-- Source records start --
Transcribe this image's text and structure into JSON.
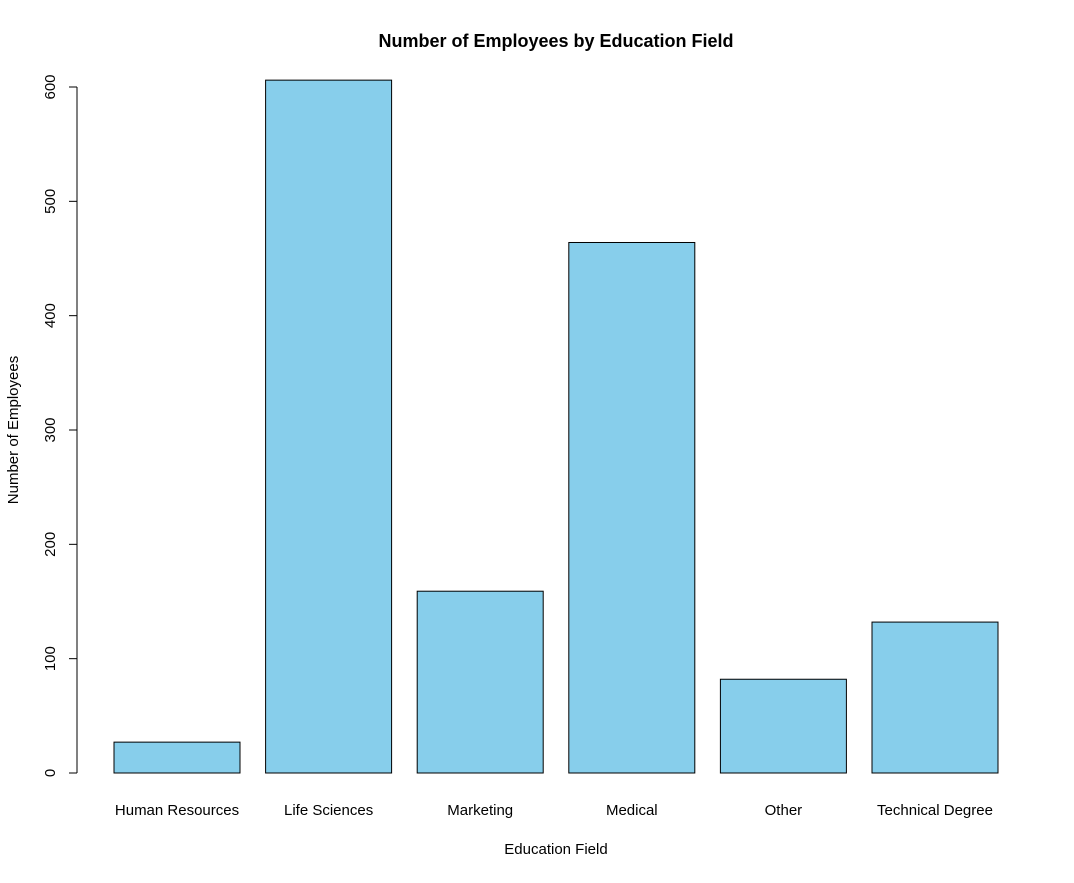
{
  "chart_data": {
    "type": "bar",
    "title": "Number of Employees by Education Field",
    "xlabel": "Education Field",
    "ylabel": "Number of Employees",
    "categories": [
      "Human Resources",
      "Life Sciences",
      "Marketing",
      "Medical",
      "Other",
      "Technical Degree"
    ],
    "values": [
      27,
      606,
      159,
      464,
      82,
      132
    ],
    "ylim": [
      0,
      606
    ],
    "yticks": [
      "0",
      "100",
      "200",
      "300",
      "400",
      "500",
      "600"
    ],
    "grid": false,
    "legend": "none",
    "bar_color": "#87CEEB",
    "bar_border_color": "#000000"
  }
}
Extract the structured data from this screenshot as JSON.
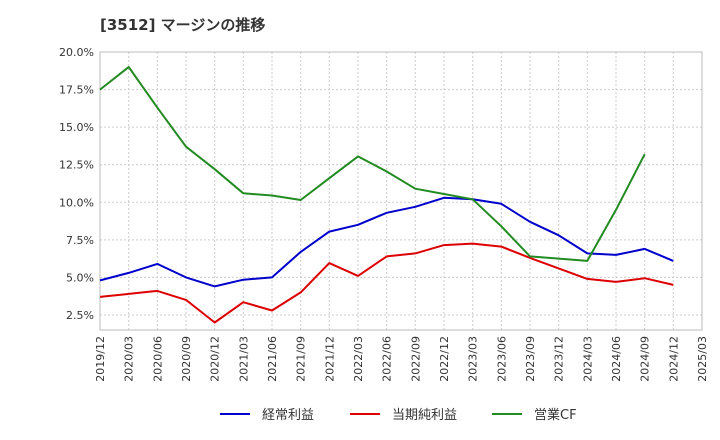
{
  "title": "[3512]  マージンの推移",
  "chart_data": {
    "type": "line",
    "title": "[3512]  マージンの推移",
    "x": [
      "2019/12",
      "2020/03",
      "2020/06",
      "2020/09",
      "2020/12",
      "2021/03",
      "2021/06",
      "2021/09",
      "2021/12",
      "2022/03",
      "2022/06",
      "2022/09",
      "2022/12",
      "2023/03",
      "2023/06",
      "2023/09",
      "2023/12",
      "2024/03",
      "2024/06",
      "2024/09",
      "2024/12",
      "2025/03"
    ],
    "ylim": [
      1.5,
      20.0
    ],
    "yticks": [
      2.5,
      5.0,
      7.5,
      10.0,
      12.5,
      15.0,
      17.5,
      20.0
    ],
    "ytick_labels": [
      "2.5%",
      "5.0%",
      "7.5%",
      "10.0%",
      "12.5%",
      "15.0%",
      "17.5%",
      "20.0%"
    ],
    "grid": true,
    "legend_position": "bottom",
    "series": [
      {
        "name": "経常利益",
        "color": "#0000cc",
        "values": [
          4.8,
          5.3,
          5.9,
          5.0,
          4.4,
          4.85,
          5.0,
          6.7,
          8.05,
          8.5,
          9.3,
          9.7,
          10.3,
          10.2,
          9.9,
          8.7,
          7.8,
          6.6,
          6.5,
          6.9,
          6.1,
          null
        ]
      },
      {
        "name": "当期純利益",
        "color": "#dd0000",
        "values": [
          3.7,
          3.9,
          4.1,
          3.5,
          2.0,
          3.35,
          2.8,
          4.0,
          5.95,
          5.1,
          6.4,
          6.6,
          7.15,
          7.25,
          7.05,
          6.3,
          5.6,
          4.9,
          4.7,
          4.95,
          4.5,
          null
        ]
      },
      {
        "name": "営業CF",
        "color": "#228b22",
        "values": [
          17.5,
          19.0,
          16.3,
          13.7,
          12.2,
          10.6,
          10.45,
          10.15,
          11.6,
          13.05,
          12.05,
          10.9,
          10.55,
          10.2,
          8.4,
          6.4,
          6.25,
          6.1,
          9.5,
          13.2,
          null,
          null
        ]
      }
    ]
  }
}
-- Source records end --
▶ [What to produce]: Copy every line of the listing that includes the string "JSON".

▶ [Answer for the task]:
Transcribe this image's text and structure into JSON.
Extract the structured data from this screenshot as JSON.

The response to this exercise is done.